Do this:
Scan the data below. Pull out each line where "army" occurs.

..............................

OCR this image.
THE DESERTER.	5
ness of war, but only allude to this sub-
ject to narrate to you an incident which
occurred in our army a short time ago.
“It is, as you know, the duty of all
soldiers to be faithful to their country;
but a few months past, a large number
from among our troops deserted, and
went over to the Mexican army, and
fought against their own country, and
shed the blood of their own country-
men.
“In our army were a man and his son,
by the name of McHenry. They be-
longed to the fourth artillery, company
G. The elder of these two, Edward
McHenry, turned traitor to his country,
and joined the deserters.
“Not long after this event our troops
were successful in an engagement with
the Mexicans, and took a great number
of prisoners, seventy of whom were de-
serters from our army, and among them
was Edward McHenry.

..............................

Correct answer:
occurred in our army a short time ago.
went over to the Mexican army, and
“In our army were a man and his son,
serters from our army, and among them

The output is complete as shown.